**GOAL OF THE EXERCISE**
Could every line below be transcribed exactly, with the pictures dropped?

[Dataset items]
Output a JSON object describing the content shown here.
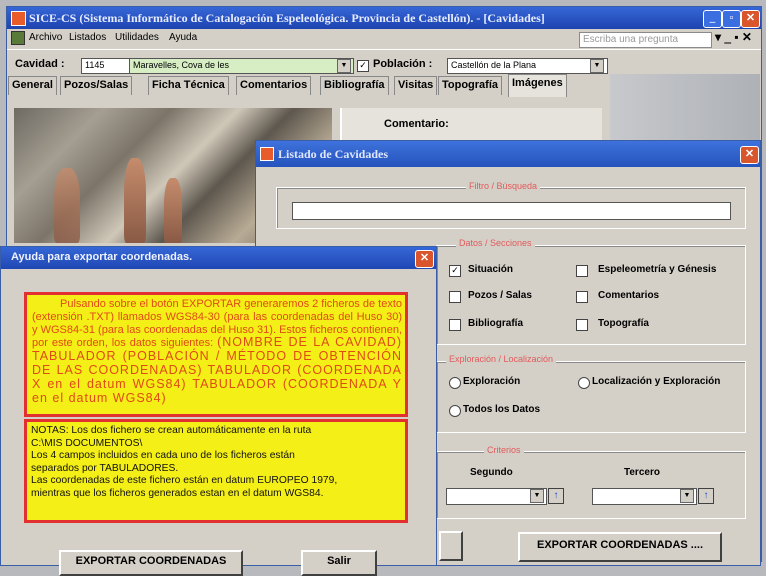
{
  "app": {
    "title": "SICE-CS (Sistema Informático de Catalogación Espeleológica.  Provincia de Castellón).  - [Cavidades]"
  },
  "menu": {
    "items": [
      "Archivo",
      "Listados",
      "Utilidades",
      "Ayuda"
    ],
    "ask_placeholder": "Escriba una pregunta"
  },
  "toolbar": {
    "cavidad_label": "Cavidad :",
    "cavidad_id": "1145",
    "cavidad_name": "Maravelles, Cova de les",
    "poblacion_label": "Población :",
    "poblacion_value": "Castellón de la Plana"
  },
  "tabs": [
    "General",
    "Pozos/Salas",
    "Ficha Técnica",
    "Comentarios",
    "Bibliografía",
    "Visitas",
    "Topografía",
    "Imágenes"
  ],
  "active_tab": "Imágenes",
  "comentario_label": "Comentario:",
  "listado": {
    "title": "Listado de Cavidades",
    "group1_label": "Filtro / Búsqueda",
    "group2_label": "Datos / Secciones",
    "checks": [
      {
        "label": "Situación",
        "checked": true
      },
      {
        "label": "Espeleometría y Génesis",
        "checked": false
      },
      {
        "label": "Pozos / Salas",
        "checked": false
      },
      {
        "label": "Comentarios",
        "checked": false
      },
      {
        "label": "Bibliografía",
        "checked": false
      },
      {
        "label": "Topografía",
        "checked": false
      }
    ],
    "group3_label": "Exploración / Localización",
    "checks2": [
      {
        "label": "Exploración"
      },
      {
        "label": "Localización y Exploración"
      },
      {
        "label": "Todos los Datos"
      }
    ],
    "group4_label": "Criterios",
    "segundo_label": "Segundo",
    "tercero_label": "Tercero",
    "export_button": "EXPORTAR COORDENADAS ...."
  },
  "ayuda": {
    "title": "Ayuda para exportar coordenadas.",
    "para1": "Pulsando sobre el botón EXPORTAR generaremos 2 ficheros de texto (extensión .TXT) llamados WGS84-30 (para las coordenadas del Huso 30) y WGS84-31 (para las coordenadas del Huso 31). Estos ficheros contienen, por este orden, los datos siguientes:",
    "para1_big": "(NOMBRE DE LA CAVIDAD) TABULADOR (POBLACIÓN / MÉTODO DE OBTENCIÓN DE LAS COORDENADAS) TABULADOR (COORDENADA X en el datum WGS84) TABULADOR (COORDENADA  Y  en el datum WGS84)",
    "notas": [
      "NOTAS:   Los dos fichero se crean automáticamente en la ruta",
      "C:\\MIS DOCUMENTOS\\",
      "Los 4 campos incluidos en cada uno de los ficheros están",
      "separados por TABULADORES.",
      "Las coordenadas de este fichero están en datum EUROPEO 1979,",
      "mientras que los ficheros generados estan en el datum WGS84."
    ],
    "export_button": "EXPORTAR COORDENADAS",
    "salir_button": "Salir"
  }
}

**OUTPUT FOR THIS TASK**
Output a JSON object describing the content shown here.
{
  "app": {
    "title": "SICE-CS (Sistema Informático de Catalogación Espeleológica.  Provincia de Castellón).  - [Cavidades]"
  },
  "menu": {
    "items": [
      "Archivo",
      "Listados",
      "Utilidades",
      "Ayuda"
    ],
    "ask_placeholder": "Escriba una pregunta"
  },
  "toolbar": {
    "cavidad_label": "Cavidad :",
    "cavidad_id": "1145",
    "cavidad_name": "Maravelles, Cova de les",
    "poblacion_label": "Población :",
    "poblacion_value": "Castellón de la Plana"
  },
  "tabs": [
    "General",
    "Pozos/Salas",
    "Ficha Técnica",
    "Comentarios",
    "Bibliografía",
    "Visitas",
    "Topografía",
    "Imágenes"
  ],
  "active_tab": "Imágenes",
  "comentario_label": "Comentario:",
  "listado": {
    "title": "Listado de Cavidades",
    "group1_label": "Filtro / Búsqueda",
    "group2_label": "Datos / Secciones",
    "checks": [
      {
        "label": "Situación",
        "checked": true
      },
      {
        "label": "Espeleometría y Génesis",
        "checked": false
      },
      {
        "label": "Pozos / Salas",
        "checked": false
      },
      {
        "label": "Comentarios",
        "checked": false
      },
      {
        "label": "Bibliografía",
        "checked": false
      },
      {
        "label": "Topografía",
        "checked": false
      }
    ],
    "group3_label": "Exploración / Localización",
    "checks2": [
      {
        "label": "Exploración"
      },
      {
        "label": "Localización y Exploración"
      },
      {
        "label": "Todos los Datos"
      }
    ],
    "group4_label": "Criterios",
    "segundo_label": "Segundo",
    "tercero_label": "Tercero",
    "export_button": "EXPORTAR COORDENADAS ...."
  },
  "ayuda": {
    "title": "Ayuda para exportar coordenadas.",
    "para1": "Pulsando sobre el botón EXPORTAR generaremos 2 ficheros de texto (extensión .TXT) llamados WGS84-30 (para las coordenadas del Huso 30) y WGS84-31 (para las coordenadas del Huso 31). Estos ficheros contienen, por este orden, los datos siguientes:",
    "para1_big": "(NOMBRE DE LA CAVIDAD) TABULADOR (POBLACIÓN / MÉTODO DE OBTENCIÓN DE LAS COORDENADAS) TABULADOR (COORDENADA X en el datum WGS84) TABULADOR (COORDENADA  Y  en el datum WGS84)",
    "notas": [
      "NOTAS:   Los dos fichero se crean automáticamente en la ruta",
      "C:\\MIS DOCUMENTOS\\",
      "Los 4 campos incluidos en cada uno de los ficheros están",
      "separados por TABULADORES.",
      "Las coordenadas de este fichero están en datum EUROPEO 1979,",
      "mientras que los ficheros generados estan en el datum WGS84."
    ],
    "export_button": "EXPORTAR COORDENADAS",
    "salir_button": "Salir"
  }
}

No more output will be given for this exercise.